Exercise description. Skip the images and copy each record exactly as written.

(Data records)
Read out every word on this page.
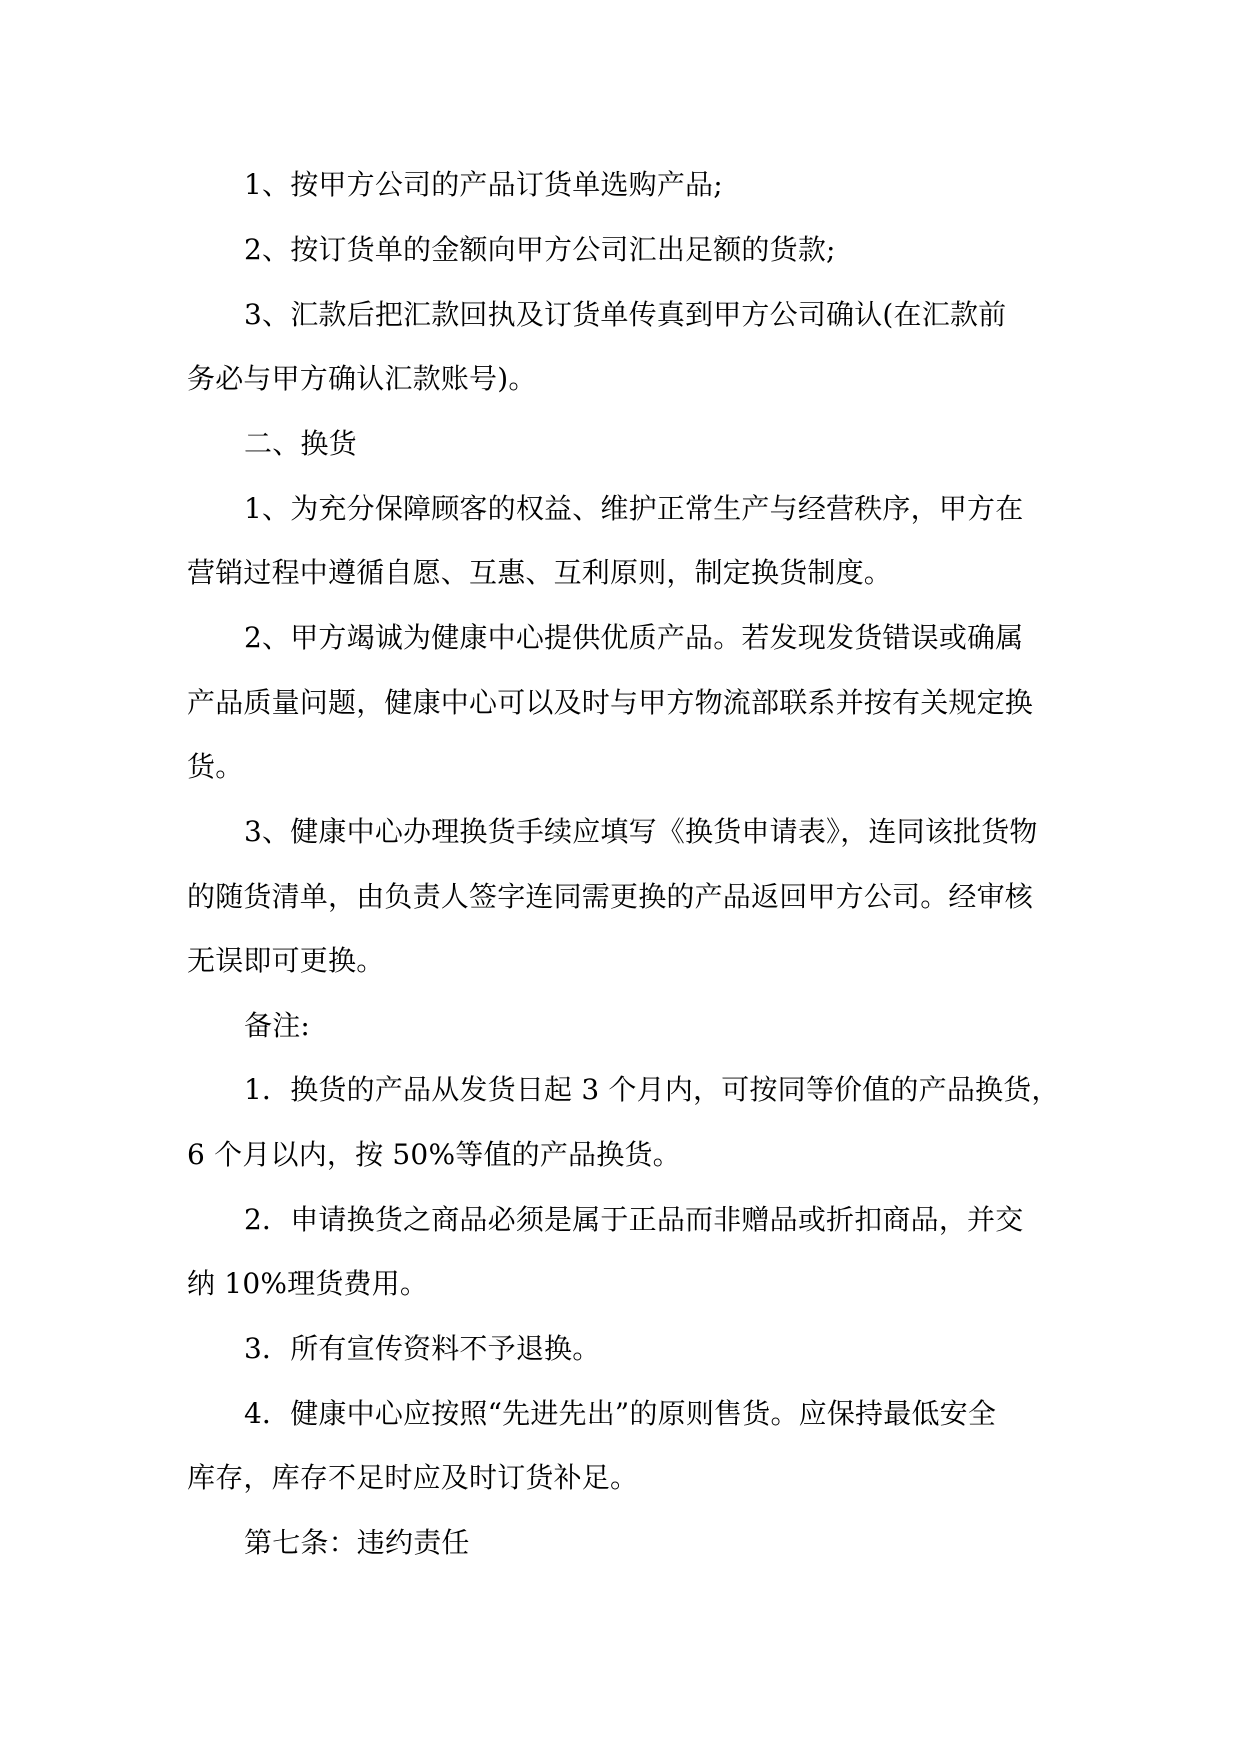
1、按甲方公司的产品订货单选购产品;
2、按订货单的金额向甲方公司汇出足额的货款;
3、汇款后把汇款回执及订货单传真到甲方公司确认(在汇款前
务必与甲方确认汇款账号)。
二、换货
1、为充分保障顾客的权益、维护正常生产与经营秩序，甲方在
营销过程中遵循自愿、互惠、互利原则，制定换货制度。
2、甲方竭诚为健康中心提供优质产品。若发现发货错误或确属
产品质量问题，健康中心可以及时与甲方物流部联系并按有关规定换
货。
3、健康中心办理换货手续应填写《换货申请表》，连同该批货物
的随货清单，由负责人签字连同需更换的产品返回甲方公司。经审核
无误即可更换。
备注:
1．换货的产品从发货日起 3 个月内，可按同等价值的产品换货，
6 个月以内，按 50%等值的产品换货。
2．申请换货之商品必须是属于正品而非赠品或折扣商品，并交
纳 10%理货费用。
3．所有宣传资料不予退换。
4．健康中心应按照“先进先出”的原则售货。应保持最低安全
库存，库存不足时应及时订货补足。
第七条：违约责任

Result of the exercise.
Read out every word on this page.
1、按甲方公司的产品订货单选购产品;
2、按订货单的金额向甲方公司汇出足额的货款;
3、汇款后把汇款回执及订货单传真到甲方公司确认(在汇款前
务必与甲方确认汇款账号)。
二、换货
1、为充分保障顾客的权益、维护正常生产与经营秩序，甲方在
营销过程中遵循自愿、互惠、互利原则，制定换货制度。
2、甲方竭诚为健康中心提供优质产品。若发现发货错误或确属
产品质量问题，健康中心可以及时与甲方物流部联系并按有关规定换
货。
3、健康中心办理换货手续应填写《换货申请表》，连同该批货物
的随货清单，由负责人签字连同需更换的产品返回甲方公司。经审核
无误即可更换。
备注:
1．换货的产品从发货日起 3 个月内，可按同等价值的产品换货，
6 个月以内，按 50%等值的产品换货。
2．申请换货之商品必须是属于正品而非赠品或折扣商品，并交
纳 10%理货费用。
3．所有宣传资料不予退换。
4．健康中心应按照“先进先出”的原则售货。应保持最低安全
库存，库存不足时应及时订货补足。
第七条：违约责任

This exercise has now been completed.